START Dataset entries

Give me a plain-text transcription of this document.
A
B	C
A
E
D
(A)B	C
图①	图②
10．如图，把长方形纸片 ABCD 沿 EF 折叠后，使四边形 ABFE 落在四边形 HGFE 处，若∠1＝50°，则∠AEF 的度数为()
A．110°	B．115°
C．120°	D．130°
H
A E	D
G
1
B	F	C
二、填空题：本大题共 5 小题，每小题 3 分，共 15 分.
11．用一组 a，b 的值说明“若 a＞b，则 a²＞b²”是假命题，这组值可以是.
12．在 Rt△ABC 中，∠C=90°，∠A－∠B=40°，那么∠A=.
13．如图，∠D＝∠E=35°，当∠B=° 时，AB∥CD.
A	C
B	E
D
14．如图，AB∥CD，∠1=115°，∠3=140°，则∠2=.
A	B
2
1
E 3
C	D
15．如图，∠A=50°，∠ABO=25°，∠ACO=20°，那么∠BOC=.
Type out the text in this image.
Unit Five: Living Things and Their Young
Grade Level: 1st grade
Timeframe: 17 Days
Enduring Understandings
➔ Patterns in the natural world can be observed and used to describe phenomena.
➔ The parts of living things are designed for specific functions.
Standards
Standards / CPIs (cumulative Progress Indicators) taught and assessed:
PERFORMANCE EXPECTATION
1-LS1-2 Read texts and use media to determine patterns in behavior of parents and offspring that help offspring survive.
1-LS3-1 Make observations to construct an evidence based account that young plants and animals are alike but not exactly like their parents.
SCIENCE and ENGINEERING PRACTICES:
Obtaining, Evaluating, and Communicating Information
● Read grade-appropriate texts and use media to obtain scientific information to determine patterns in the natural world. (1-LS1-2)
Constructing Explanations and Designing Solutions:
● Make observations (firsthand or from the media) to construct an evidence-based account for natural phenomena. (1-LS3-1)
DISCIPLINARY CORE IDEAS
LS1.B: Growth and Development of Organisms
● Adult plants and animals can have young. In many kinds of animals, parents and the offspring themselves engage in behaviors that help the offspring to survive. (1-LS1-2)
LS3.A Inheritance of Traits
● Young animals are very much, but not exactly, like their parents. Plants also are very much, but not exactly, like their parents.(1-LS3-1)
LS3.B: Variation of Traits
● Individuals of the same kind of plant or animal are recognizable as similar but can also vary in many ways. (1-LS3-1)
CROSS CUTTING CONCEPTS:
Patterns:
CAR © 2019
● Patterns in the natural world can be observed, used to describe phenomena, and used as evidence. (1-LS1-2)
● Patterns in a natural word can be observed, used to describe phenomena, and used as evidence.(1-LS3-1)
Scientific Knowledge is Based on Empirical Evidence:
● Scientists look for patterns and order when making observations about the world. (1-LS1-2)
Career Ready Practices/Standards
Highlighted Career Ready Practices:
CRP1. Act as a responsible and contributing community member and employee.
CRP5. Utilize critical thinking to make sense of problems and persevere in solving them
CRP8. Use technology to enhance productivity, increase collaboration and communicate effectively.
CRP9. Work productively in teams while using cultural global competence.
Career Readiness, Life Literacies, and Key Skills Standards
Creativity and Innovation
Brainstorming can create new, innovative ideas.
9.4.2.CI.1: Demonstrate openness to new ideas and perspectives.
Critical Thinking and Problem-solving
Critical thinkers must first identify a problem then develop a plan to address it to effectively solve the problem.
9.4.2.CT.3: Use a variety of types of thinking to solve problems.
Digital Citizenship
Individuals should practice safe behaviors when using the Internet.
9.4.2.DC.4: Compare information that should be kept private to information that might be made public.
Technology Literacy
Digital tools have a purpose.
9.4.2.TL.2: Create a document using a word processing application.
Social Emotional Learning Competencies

END Dataset entries

Print all of the entries again, exactly as written.

- **The solution**:
Give me a plain-text transcription of this document.
A
B	C
A
E
D
(A)B	C
图①	图②
10．如图，把长方形纸片 ABCD 沿 EF 折叠后，使四边形 ABFE 落在四边形 HGFE 处，若∠1＝50°，则∠AEF 的度数为()
A．110°	B．115°
C．120°	D．130°
H
A E	D
G
1
B	F	C
二、填空题：本大题共 5 小题，每小题 3 分，共 15 分.
11．用一组 a，b 的值说明“若 a＞b，则 a²＞b²”是假命题，这组值可以是.
12．在 Rt△ABC 中，∠C=90°，∠A－∠B=40°，那么∠A=.
13．如图，∠D＝∠E=35°，当∠B=° 时，AB∥CD.
A	C
B	E
D
14．如图，AB∥CD，∠1=115°，∠3=140°，则∠2=.
A	B
2
1
E 3
C	D
15．如图，∠A=50°，∠ABO=25°，∠ACO=20°，那么∠BOC=.
Type out the text in this image.
Unit Five: Living Things and Their Young
Grade Level: 1st grade
Timeframe: 17 Days
Enduring Understandings
➔ Patterns in the natural world can be observed and used to describe phenomena.
➔ The parts of living things are designed for specific functions.
Standards
Standards / CPIs (cumulative Progress Indicators) taught and assessed:
PERFORMANCE EXPECTATION
1-LS1-2 Read texts and use media to determine patterns in behavior of parents and offspring that help offspring survive.
1-LS3-1 Make observations to construct an evidence based account that young plants and animals are alike but not exactly like their parents.
SCIENCE and ENGINEERING PRACTICES:
Obtaining, Evaluating, and Communicating Information
● Read grade-appropriate texts and use media to obtain scientific information to determine patterns in the natural world. (1-LS1-2)
Constructing Explanations and Designing Solutions:
● Make observations (firsthand or from the media) to construct an evidence-based account for natural phenomena. (1-LS3-1)
DISCIPLINARY CORE IDEAS
LS1.B: Growth and Development of Organisms
● Adult plants and animals can have young. In many kinds of animals, parents and the offspring themselves engage in behaviors that help the offspring to survive. (1-LS1-2)
LS3.A Inheritance of Traits
● Young animals are very much, but not exactly, like their parents. Plants also are very much, but not exactly, like their parents.(1-LS3-1)
LS3.B: Variation of Traits
● Individuals of the same kind of plant or animal are recognizable as similar but can also vary in many ways. (1-LS3-1)
CROSS CUTTING CONCEPTS:
Patterns:
CAR © 2019
● Patterns in the natural world can be observed, used to describe phenomena, and used as evidence. (1-LS1-2)
● Patterns in a natural word can be observed, used to describe phenomena, and used as evidence.(1-LS3-1)
Scientific Knowledge is Based on Empirical Evidence:
● Scientists look for patterns and order when making observations about the world. (1-LS1-2)
Career Ready Practices/Standards
Highlighted Career Ready Practices:
CRP1. Act as a responsible and contributing community member and employee.
CRP5. Utilize critical thinking to make sense of problems and persevere in solving them
CRP8. Use technology to enhance productivity, increase collaboration and communicate effectively.
CRP9. Work productively in teams while using cultural global competence.
Career Readiness, Life Literacies, and Key Skills Standards
Creativity and Innovation
Brainstorming can create new, innovative ideas.
9.4.2.CI.1: Demonstrate openness to new ideas and perspectives.
Critical Thinking and Problem-solving
Critical thinkers must first identify a problem then develop a plan to address it to effectively solve the problem.
9.4.2.CT.3: Use a variety of types of thinking to solve problems.
Digital Citizenship
Individuals should practice safe behaviors when using the Internet.
9.4.2.DC.4: Compare information that should be kept private to information that might be made public.
Technology Literacy
Digital tools have a purpose.
9.4.2.TL.2: Create a document using a word processing application.
Social Emotional Learning Competencies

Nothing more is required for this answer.